What you will do
Read through the data and report every line in which the word "text" occurs.

********************

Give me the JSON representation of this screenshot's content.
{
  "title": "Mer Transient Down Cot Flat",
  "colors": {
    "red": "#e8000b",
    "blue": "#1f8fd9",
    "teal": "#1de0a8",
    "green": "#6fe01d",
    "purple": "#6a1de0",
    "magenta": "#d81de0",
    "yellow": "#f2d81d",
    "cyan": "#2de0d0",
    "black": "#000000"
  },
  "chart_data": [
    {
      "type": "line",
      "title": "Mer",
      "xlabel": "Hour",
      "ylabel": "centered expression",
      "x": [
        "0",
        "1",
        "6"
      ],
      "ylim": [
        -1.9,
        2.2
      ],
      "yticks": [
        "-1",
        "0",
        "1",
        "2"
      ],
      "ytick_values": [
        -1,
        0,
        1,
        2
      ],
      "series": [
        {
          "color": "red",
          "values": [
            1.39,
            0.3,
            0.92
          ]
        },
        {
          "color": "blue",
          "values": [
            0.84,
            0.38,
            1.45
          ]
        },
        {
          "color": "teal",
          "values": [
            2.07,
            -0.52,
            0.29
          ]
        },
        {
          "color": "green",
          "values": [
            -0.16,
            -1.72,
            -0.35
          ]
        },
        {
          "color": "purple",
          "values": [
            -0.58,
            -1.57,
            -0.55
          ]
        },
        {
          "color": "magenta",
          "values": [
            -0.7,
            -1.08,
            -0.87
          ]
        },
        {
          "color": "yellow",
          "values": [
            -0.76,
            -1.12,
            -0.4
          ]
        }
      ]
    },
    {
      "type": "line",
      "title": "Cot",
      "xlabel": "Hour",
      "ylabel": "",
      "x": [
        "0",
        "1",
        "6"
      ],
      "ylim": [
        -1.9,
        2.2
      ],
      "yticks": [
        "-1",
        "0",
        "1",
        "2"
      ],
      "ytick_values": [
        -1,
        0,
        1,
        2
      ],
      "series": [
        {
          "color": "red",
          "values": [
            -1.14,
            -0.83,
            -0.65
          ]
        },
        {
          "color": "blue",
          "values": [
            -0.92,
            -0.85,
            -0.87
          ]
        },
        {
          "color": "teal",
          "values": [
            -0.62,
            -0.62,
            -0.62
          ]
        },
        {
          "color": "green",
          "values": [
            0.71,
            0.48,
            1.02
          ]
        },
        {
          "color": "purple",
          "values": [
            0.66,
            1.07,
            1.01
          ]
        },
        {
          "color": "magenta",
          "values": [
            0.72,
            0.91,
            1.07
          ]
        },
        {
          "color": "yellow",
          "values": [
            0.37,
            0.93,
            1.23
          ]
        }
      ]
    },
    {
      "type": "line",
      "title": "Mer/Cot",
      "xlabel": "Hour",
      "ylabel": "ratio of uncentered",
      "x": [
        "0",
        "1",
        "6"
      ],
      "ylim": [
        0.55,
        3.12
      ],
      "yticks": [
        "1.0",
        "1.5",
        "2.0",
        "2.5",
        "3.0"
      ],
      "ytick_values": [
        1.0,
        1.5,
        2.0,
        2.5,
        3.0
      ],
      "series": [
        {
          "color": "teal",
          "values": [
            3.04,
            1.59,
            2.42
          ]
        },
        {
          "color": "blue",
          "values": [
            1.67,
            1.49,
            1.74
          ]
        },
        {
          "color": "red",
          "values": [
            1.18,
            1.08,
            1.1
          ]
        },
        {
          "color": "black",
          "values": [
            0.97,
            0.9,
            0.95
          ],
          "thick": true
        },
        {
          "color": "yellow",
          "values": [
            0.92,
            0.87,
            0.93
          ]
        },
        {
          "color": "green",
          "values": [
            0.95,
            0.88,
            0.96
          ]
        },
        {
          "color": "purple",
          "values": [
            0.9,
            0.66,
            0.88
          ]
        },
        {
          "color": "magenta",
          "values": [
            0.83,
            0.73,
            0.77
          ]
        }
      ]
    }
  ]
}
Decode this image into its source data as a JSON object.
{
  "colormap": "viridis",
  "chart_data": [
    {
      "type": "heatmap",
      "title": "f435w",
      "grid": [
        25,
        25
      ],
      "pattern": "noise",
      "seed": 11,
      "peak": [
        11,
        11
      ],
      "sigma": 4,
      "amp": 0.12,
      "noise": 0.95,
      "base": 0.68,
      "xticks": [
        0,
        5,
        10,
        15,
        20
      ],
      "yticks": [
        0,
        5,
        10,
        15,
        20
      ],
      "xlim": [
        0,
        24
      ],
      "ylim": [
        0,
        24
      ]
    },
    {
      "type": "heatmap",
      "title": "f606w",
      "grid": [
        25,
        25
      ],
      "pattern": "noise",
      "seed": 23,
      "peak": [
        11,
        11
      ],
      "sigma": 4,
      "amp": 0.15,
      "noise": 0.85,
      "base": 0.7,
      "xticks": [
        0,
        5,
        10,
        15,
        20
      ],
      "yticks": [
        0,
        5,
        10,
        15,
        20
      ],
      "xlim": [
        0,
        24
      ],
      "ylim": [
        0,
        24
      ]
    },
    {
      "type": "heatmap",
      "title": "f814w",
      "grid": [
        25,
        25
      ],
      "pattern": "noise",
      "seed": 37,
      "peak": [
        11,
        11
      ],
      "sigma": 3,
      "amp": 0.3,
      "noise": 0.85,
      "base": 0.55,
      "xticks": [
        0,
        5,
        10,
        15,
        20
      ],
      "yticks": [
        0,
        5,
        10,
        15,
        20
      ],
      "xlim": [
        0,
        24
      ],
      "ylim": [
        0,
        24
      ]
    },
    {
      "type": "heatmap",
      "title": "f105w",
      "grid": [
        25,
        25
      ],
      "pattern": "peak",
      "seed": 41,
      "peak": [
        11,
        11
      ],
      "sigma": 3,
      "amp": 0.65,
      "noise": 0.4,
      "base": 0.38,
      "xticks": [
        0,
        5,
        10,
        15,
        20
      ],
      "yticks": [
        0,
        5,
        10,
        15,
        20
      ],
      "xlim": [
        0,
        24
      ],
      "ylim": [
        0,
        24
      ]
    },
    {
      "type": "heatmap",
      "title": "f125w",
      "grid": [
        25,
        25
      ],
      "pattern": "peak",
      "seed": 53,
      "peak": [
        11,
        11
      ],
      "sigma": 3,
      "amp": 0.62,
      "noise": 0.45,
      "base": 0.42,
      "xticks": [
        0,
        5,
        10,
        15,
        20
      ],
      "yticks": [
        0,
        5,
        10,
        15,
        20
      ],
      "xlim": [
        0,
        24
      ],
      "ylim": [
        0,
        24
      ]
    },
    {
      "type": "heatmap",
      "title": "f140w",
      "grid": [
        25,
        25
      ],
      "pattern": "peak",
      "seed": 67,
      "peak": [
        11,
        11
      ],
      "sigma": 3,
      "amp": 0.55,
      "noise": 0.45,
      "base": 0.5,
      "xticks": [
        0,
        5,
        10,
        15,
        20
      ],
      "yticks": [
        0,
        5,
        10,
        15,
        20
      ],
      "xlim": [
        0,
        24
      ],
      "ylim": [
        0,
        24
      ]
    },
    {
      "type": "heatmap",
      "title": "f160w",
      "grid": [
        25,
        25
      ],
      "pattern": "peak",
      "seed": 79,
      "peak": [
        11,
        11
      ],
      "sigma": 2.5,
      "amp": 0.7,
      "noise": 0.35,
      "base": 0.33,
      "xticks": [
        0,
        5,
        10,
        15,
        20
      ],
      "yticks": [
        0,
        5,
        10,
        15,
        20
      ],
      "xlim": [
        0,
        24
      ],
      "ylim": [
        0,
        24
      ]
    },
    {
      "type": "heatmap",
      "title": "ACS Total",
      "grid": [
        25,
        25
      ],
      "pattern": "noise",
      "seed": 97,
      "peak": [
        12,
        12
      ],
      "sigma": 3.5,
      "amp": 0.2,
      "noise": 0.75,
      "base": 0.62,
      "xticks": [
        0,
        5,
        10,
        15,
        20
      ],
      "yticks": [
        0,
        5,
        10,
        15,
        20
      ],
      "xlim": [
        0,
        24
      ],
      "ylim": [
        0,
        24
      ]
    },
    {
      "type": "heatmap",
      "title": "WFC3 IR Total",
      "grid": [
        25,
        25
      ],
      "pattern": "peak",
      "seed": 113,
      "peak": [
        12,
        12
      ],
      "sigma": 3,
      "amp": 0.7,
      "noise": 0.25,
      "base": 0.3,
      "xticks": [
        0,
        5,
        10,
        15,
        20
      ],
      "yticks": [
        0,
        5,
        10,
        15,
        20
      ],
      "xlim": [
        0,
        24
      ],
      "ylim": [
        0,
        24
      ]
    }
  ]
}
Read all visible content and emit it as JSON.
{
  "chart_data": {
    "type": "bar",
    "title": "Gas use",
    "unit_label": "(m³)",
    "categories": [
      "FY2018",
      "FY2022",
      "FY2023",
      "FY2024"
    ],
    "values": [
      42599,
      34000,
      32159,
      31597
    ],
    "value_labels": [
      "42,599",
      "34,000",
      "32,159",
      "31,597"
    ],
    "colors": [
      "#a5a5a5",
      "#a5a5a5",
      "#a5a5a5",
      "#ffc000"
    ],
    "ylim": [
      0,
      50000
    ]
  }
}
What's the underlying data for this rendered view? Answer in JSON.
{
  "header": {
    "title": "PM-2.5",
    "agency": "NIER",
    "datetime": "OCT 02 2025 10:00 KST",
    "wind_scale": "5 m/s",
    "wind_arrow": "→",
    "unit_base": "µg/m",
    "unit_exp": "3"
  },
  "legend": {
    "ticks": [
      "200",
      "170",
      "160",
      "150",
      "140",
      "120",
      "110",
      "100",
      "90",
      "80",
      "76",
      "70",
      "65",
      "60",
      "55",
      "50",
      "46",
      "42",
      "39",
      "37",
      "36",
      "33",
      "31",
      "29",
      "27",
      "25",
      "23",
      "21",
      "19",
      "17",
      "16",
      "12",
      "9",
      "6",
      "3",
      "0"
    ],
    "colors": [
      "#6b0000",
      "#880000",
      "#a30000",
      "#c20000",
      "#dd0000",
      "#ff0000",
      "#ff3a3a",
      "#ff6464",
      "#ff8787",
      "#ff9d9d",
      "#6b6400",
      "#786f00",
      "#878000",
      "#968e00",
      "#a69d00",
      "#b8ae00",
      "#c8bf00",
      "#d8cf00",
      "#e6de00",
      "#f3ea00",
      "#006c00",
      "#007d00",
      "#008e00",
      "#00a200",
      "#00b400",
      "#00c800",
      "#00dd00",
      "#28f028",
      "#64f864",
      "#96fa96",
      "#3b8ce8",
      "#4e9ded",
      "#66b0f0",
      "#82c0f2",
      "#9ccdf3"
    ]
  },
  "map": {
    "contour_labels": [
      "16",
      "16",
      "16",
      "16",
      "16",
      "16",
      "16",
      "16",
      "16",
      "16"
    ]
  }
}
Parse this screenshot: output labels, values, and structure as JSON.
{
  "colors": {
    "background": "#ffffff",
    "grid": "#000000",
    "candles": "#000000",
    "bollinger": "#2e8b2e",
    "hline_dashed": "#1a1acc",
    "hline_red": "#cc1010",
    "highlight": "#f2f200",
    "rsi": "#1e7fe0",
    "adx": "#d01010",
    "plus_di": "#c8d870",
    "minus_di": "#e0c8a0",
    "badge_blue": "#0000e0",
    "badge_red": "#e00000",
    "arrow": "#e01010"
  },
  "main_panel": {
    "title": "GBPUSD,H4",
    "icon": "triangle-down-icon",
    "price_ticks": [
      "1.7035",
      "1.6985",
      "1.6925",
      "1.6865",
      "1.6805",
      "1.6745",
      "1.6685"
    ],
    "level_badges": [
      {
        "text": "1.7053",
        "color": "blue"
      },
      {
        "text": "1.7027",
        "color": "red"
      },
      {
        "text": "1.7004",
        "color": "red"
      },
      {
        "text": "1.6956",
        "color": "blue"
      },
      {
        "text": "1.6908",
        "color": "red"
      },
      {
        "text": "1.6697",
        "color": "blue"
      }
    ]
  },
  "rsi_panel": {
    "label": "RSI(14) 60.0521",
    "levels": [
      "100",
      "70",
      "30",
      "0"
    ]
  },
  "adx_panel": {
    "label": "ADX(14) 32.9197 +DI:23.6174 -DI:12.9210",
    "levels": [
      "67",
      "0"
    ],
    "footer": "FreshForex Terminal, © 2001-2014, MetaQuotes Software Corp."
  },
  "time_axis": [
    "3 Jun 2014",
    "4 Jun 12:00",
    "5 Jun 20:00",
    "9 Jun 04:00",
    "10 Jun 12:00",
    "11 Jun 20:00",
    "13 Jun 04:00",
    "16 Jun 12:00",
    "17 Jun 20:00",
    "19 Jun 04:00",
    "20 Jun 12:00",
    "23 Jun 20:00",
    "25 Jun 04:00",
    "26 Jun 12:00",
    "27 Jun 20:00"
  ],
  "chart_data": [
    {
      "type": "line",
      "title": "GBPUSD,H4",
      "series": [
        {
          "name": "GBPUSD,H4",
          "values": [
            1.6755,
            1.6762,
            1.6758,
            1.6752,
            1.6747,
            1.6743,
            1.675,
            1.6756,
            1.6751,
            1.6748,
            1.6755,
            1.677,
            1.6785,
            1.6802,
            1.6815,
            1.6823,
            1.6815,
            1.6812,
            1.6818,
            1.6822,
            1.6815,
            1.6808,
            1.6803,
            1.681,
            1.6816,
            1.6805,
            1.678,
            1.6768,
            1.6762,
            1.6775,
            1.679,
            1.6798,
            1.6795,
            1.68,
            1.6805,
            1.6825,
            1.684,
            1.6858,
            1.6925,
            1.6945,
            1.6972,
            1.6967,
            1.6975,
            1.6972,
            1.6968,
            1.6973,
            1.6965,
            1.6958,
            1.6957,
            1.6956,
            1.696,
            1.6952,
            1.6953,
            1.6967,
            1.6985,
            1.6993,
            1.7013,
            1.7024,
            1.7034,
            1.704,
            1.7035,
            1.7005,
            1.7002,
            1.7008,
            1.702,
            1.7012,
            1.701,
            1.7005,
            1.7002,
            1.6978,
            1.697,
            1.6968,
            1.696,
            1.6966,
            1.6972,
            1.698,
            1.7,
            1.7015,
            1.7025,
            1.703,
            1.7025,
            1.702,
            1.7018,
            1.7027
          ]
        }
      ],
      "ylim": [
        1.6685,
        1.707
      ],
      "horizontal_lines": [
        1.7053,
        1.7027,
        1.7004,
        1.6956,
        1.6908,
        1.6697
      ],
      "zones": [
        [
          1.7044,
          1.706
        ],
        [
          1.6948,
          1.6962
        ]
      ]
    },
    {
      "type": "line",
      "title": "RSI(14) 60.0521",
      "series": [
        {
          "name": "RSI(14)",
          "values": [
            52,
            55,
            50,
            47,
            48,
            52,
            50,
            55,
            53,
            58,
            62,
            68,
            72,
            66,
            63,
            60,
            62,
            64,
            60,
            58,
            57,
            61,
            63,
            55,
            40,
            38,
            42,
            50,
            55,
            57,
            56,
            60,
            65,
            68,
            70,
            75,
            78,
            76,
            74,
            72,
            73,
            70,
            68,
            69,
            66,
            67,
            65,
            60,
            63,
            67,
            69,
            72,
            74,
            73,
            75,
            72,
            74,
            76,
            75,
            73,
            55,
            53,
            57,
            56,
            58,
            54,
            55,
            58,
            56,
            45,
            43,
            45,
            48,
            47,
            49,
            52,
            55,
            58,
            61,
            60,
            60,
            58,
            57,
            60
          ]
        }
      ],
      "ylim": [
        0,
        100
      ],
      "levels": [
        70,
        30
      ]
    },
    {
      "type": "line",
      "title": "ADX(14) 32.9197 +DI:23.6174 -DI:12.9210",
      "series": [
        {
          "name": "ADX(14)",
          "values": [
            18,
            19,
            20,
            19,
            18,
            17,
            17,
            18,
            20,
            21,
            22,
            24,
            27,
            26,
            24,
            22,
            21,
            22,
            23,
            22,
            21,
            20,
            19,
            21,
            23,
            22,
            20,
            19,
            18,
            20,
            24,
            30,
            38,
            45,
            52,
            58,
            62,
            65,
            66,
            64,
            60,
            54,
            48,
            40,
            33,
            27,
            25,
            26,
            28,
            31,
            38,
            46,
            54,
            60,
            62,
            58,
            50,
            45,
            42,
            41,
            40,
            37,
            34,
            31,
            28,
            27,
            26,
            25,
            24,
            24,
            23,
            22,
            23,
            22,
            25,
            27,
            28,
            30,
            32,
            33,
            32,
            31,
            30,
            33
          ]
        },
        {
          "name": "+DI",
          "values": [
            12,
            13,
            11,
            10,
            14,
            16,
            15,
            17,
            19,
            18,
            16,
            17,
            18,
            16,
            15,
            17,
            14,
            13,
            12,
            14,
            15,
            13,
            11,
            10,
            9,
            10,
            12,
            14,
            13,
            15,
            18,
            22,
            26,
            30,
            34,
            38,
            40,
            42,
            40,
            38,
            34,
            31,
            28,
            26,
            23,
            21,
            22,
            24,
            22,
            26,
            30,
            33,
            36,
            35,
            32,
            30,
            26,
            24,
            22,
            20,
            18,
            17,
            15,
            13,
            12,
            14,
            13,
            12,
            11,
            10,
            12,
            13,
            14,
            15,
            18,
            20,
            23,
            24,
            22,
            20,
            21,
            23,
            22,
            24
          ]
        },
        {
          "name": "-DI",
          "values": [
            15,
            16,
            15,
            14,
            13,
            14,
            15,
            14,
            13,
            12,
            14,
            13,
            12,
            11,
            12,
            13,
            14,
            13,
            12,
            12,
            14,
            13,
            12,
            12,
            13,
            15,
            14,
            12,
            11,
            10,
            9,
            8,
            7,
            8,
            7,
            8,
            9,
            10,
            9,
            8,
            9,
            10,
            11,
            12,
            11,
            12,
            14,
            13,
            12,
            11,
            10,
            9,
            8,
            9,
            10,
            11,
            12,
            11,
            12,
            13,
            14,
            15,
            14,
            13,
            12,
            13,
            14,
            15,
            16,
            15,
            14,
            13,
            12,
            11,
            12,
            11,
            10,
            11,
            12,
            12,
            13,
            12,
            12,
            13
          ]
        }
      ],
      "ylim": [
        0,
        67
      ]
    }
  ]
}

********************

Solution to the exercise
        "text": "1.7053",
        "text": "1.7027",
        "text": "1.7004",
        "text": "1.6956",
        "text": "1.6908",
        "text": "1.6697",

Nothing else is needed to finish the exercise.